Collected data:
·····
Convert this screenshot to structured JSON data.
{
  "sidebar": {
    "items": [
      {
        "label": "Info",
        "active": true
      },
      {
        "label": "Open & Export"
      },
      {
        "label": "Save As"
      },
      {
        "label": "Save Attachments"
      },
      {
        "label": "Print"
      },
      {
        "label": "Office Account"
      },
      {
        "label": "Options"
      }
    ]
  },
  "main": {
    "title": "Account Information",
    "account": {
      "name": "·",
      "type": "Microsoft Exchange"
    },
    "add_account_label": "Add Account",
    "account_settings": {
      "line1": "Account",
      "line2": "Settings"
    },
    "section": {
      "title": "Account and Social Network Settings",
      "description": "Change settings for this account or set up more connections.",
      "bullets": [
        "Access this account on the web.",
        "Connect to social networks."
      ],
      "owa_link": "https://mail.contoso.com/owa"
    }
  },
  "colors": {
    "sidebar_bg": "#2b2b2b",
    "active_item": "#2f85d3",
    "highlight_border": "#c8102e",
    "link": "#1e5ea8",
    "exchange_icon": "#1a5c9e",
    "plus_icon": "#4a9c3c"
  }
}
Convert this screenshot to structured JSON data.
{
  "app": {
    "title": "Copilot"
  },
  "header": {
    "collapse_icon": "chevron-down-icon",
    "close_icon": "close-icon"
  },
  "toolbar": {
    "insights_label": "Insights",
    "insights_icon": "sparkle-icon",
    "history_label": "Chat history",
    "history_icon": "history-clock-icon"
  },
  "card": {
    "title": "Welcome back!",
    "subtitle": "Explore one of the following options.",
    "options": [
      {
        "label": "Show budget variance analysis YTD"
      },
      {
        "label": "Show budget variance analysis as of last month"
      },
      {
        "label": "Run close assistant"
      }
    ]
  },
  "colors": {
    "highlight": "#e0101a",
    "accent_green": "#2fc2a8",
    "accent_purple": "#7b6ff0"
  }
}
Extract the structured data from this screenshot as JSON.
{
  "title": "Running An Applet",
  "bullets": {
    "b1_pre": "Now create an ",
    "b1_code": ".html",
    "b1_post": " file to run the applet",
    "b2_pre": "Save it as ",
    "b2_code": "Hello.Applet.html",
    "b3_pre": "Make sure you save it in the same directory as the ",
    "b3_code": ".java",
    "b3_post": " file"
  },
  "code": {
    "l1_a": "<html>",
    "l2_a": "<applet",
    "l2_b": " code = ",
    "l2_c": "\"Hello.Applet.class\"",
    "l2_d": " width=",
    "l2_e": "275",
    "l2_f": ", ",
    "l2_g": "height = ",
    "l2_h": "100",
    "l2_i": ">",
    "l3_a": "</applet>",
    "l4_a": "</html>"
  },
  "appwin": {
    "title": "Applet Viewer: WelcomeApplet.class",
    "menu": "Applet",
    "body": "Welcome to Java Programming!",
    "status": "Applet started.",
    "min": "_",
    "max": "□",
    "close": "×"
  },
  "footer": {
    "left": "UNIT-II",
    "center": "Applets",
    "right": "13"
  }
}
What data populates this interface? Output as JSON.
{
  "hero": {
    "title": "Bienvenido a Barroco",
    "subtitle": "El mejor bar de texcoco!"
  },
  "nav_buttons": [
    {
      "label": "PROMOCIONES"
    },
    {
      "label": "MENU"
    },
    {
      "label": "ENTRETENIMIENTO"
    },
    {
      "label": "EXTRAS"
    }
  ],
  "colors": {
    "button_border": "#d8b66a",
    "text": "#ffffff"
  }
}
·····
**Your objective:**
Print the listing above in full, exactly as it is.

**The response:**
Convert this screenshot to structured JSON data.
{
  "sidebar": {
    "items": [
      {
        "label": "Info",
        "active": true
      },
      {
        "label": "Open & Export"
      },
      {
        "label": "Save As"
      },
      {
        "label": "Save Attachments"
      },
      {
        "label": "Print"
      },
      {
        "label": "Office Account"
      },
      {
        "label": "Options"
      }
    ]
  },
  "main": {
    "title": "Account Information",
    "account": {
      "name": "·",
      "type": "Microsoft Exchange"
    },
    "add_account_label": "Add Account",
    "account_settings": {
      "line1": "Account",
      "line2": "Settings"
    },
    "section": {
      "title": "Account and Social Network Settings",
      "description": "Change settings for this account or set up more connections.",
      "bullets": [
        "Access this account on the web.",
        "Connect to social networks."
      ],
      "owa_link": "https://mail.contoso.com/owa"
    }
  },
  "colors": {
    "sidebar_bg": "#2b2b2b",
    "active_item": "#2f85d3",
    "highlight_border": "#c8102e",
    "link": "#1e5ea8",
    "exchange_icon": "#1a5c9e",
    "plus_icon": "#4a9c3c"
  }
}
Convert this screenshot to structured JSON data.
{
  "app": {
    "title": "Copilot"
  },
  "header": {
    "collapse_icon": "chevron-down-icon",
    "close_icon": "close-icon"
  },
  "toolbar": {
    "insights_label": "Insights",
    "insights_icon": "sparkle-icon",
    "history_label": "Chat history",
    "history_icon": "history-clock-icon"
  },
  "card": {
    "title": "Welcome back!",
    "subtitle": "Explore one of the following options.",
    "options": [
      {
        "label": "Show budget variance analysis YTD"
      },
      {
        "label": "Show budget variance analysis as of last month"
      },
      {
        "label": "Run close assistant"
      }
    ]
  },
  "colors": {
    "highlight": "#e0101a",
    "accent_green": "#2fc2a8",
    "accent_purple": "#7b6ff0"
  }
}
Extract the structured data from this screenshot as JSON.
{
  "title": "Running An Applet",
  "bullets": {
    "b1_pre": "Now create an ",
    "b1_code": ".html",
    "b1_post": " file to run the applet",
    "b2_pre": "Save it as ",
    "b2_code": "Hello.Applet.html",
    "b3_pre": "Make sure you save it in the same directory as the ",
    "b3_code": ".java",
    "b3_post": " file"
  },
  "code": {
    "l1_a": "<html>",
    "l2_a": "<applet",
    "l2_b": " code = ",
    "l2_c": "\"Hello.Applet.class\"",
    "l2_d": " width=",
    "l2_e": "275",
    "l2_f": ", ",
    "l2_g": "height = ",
    "l2_h": "100",
    "l2_i": ">",
    "l3_a": "</applet>",
    "l4_a": "</html>"
  },
  "appwin": {
    "title": "Applet Viewer: WelcomeApplet.class",
    "menu": "Applet",
    "body": "Welcome to Java Programming!",
    "status": "Applet started.",
    "min": "_",
    "max": "□",
    "close": "×"
  },
  "footer": {
    "left": "UNIT-II",
    "center": "Applets",
    "right": "13"
  }
}
What data populates this interface? Output as JSON.
{
  "hero": {
    "title": "Bienvenido a Barroco",
    "subtitle": "El mejor bar de texcoco!"
  },
  "nav_buttons": [
    {
      "label": "PROMOCIONES"
    },
    {
      "label": "MENU"
    },
    {
      "label": "ENTRETENIMIENTO"
    },
    {
      "label": "EXTRAS"
    }
  ],
  "colors": {
    "button_border": "#d8b66a",
    "text": "#ffffff"
  }
}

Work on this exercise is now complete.